*INPUT FOR THIS TASK:*
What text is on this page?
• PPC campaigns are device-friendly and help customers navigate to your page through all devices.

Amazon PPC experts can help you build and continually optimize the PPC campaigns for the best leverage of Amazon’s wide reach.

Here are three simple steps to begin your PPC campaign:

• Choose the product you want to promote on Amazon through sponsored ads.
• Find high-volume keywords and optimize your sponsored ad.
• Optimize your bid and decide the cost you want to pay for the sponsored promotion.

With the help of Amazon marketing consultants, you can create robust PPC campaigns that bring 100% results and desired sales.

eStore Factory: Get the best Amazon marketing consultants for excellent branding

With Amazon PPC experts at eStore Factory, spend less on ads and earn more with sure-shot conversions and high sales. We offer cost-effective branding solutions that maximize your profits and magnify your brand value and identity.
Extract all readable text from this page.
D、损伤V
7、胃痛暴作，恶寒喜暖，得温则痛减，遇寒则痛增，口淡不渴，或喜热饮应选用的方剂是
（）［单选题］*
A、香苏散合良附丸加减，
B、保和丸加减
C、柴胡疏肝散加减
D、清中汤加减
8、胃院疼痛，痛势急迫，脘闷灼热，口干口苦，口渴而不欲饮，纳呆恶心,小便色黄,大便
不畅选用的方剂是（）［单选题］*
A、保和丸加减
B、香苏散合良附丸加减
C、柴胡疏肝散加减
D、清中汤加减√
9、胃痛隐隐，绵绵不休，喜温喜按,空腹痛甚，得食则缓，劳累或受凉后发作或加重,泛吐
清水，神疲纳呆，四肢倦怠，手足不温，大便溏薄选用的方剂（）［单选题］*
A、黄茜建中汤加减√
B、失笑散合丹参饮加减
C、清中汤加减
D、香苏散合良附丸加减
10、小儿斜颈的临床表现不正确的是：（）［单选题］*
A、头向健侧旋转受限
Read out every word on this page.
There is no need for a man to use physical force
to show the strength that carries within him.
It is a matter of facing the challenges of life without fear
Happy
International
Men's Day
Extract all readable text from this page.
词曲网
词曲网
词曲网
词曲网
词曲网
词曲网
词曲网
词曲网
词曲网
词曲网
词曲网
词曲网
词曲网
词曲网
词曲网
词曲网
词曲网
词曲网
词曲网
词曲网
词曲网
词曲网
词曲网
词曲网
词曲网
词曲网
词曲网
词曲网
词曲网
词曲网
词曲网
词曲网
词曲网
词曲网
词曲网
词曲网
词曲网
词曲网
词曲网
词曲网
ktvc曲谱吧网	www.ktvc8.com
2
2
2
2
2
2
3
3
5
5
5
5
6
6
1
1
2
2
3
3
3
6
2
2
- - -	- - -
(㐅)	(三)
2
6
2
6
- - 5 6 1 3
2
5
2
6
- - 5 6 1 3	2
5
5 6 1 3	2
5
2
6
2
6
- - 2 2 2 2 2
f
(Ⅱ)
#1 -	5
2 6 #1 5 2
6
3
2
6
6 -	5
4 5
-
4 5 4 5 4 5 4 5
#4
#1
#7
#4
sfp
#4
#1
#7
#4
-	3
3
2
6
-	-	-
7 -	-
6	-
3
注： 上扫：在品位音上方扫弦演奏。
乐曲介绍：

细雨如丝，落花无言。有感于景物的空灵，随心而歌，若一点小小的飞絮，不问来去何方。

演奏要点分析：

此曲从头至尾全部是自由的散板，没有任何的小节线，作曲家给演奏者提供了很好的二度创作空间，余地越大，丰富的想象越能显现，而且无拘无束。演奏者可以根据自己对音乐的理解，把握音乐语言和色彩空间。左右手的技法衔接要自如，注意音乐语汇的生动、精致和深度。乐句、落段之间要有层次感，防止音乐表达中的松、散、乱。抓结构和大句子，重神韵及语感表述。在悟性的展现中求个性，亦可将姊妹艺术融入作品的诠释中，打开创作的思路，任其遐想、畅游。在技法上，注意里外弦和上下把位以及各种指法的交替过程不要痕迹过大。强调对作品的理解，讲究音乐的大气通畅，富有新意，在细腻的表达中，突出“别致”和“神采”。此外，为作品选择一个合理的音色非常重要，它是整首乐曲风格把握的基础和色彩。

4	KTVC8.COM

*WHAT YOU ARE ASKED TO DO:* Every entry should be printed again exactly as it stands.

*RESPONSE BELOW:*
What text is on this page?
• PPC campaigns are device-friendly and help customers navigate to your page through all devices.

Amazon PPC experts can help you build and continually optimize the PPC campaigns for the best leverage of Amazon’s wide reach.

Here are three simple steps to begin your PPC campaign:

• Choose the product you want to promote on Amazon through sponsored ads.
• Find high-volume keywords and optimize your sponsored ad.
• Optimize your bid and decide the cost you want to pay for the sponsored promotion.

With the help of Amazon marketing consultants, you can create robust PPC campaigns that bring 100% results and desired sales.

eStore Factory: Get the best Amazon marketing consultants for excellent branding

With Amazon PPC experts at eStore Factory, spend less on ads and earn more with sure-shot conversions and high sales. We offer cost-effective branding solutions that maximize your profits and magnify your brand value and identity.
Extract all readable text from this page.
D、损伤V
7、胃痛暴作，恶寒喜暖，得温则痛减，遇寒则痛增，口淡不渴，或喜热饮应选用的方剂是
（）［单选题］*
A、香苏散合良附丸加减，
B、保和丸加减
C、柴胡疏肝散加减
D、清中汤加减
8、胃院疼痛，痛势急迫，脘闷灼热，口干口苦，口渴而不欲饮，纳呆恶心,小便色黄,大便
不畅选用的方剂是（）［单选题］*
A、保和丸加减
B、香苏散合良附丸加减
C、柴胡疏肝散加减
D、清中汤加减√
9、胃痛隐隐，绵绵不休，喜温喜按,空腹痛甚，得食则缓，劳累或受凉后发作或加重,泛吐
清水，神疲纳呆，四肢倦怠，手足不温，大便溏薄选用的方剂（）［单选题］*
A、黄茜建中汤加减√
B、失笑散合丹参饮加减
C、清中汤加减
D、香苏散合良附丸加减
10、小儿斜颈的临床表现不正确的是：（）［单选题］*
A、头向健侧旋转受限
Read out every word on this page.
There is no need for a man to use physical force
to show the strength that carries within him.
It is a matter of facing the challenges of life without fear
Happy
International
Men's Day
Extract all readable text from this page.
词曲网
词曲网
词曲网
词曲网
词曲网
词曲网
词曲网
词曲网
词曲网
词曲网
词曲网
词曲网
词曲网
词曲网
词曲网
词曲网
词曲网
词曲网
词曲网
词曲网
词曲网
词曲网
词曲网
词曲网
词曲网
词曲网
词曲网
词曲网
词曲网
词曲网
词曲网
词曲网
词曲网
词曲网
词曲网
词曲网
词曲网
词曲网
词曲网
词曲网
ktvc曲谱吧网	www.ktvc8.com
2
2
2
2
2
2
3
3
5
5
5
5
6
6
1
1
2
2
3
3
3
6
2
2
- - -	- - -
(㐅)	(三)
2
6
2
6
- - 5 6 1 3
2
5
2
6
- - 5 6 1 3	2
5
5 6 1 3	2
5
2
6
2
6
- - 2 2 2 2 2
f
(Ⅱ)
#1 -	5
2 6 #1 5 2
6
3
2
6
6 -	5
4 5
-
4 5 4 5 4 5 4 5
#4
#1
#7
#4
sfp
#4
#1
#7
#4
-	3
3
2
6
-	-	-
7 -	-
6	-
3
注： 上扫：在品位音上方扫弦演奏。
乐曲介绍：

细雨如丝，落花无言。有感于景物的空灵，随心而歌，若一点小小的飞絮，不问来去何方。

演奏要点分析：

此曲从头至尾全部是自由的散板，没有任何的小节线，作曲家给演奏者提供了很好的二度创作空间，余地越大，丰富的想象越能显现，而且无拘无束。演奏者可以根据自己对音乐的理解，把握音乐语言和色彩空间。左右手的技法衔接要自如，注意音乐语汇的生动、精致和深度。乐句、落段之间要有层次感，防止音乐表达中的松、散、乱。抓结构和大句子，重神韵及语感表述。在悟性的展现中求个性，亦可将姊妹艺术融入作品的诠释中，打开创作的思路，任其遐想、畅游。在技法上，注意里外弦和上下把位以及各种指法的交替过程不要痕迹过大。强调对作品的理解，讲究音乐的大气通畅，富有新意，在细腻的表达中，突出“别致”和“神采”。此外，为作品选择一个合理的音色非常重要，它是整首乐曲风格把握的基础和色彩。

4	KTVC8.COM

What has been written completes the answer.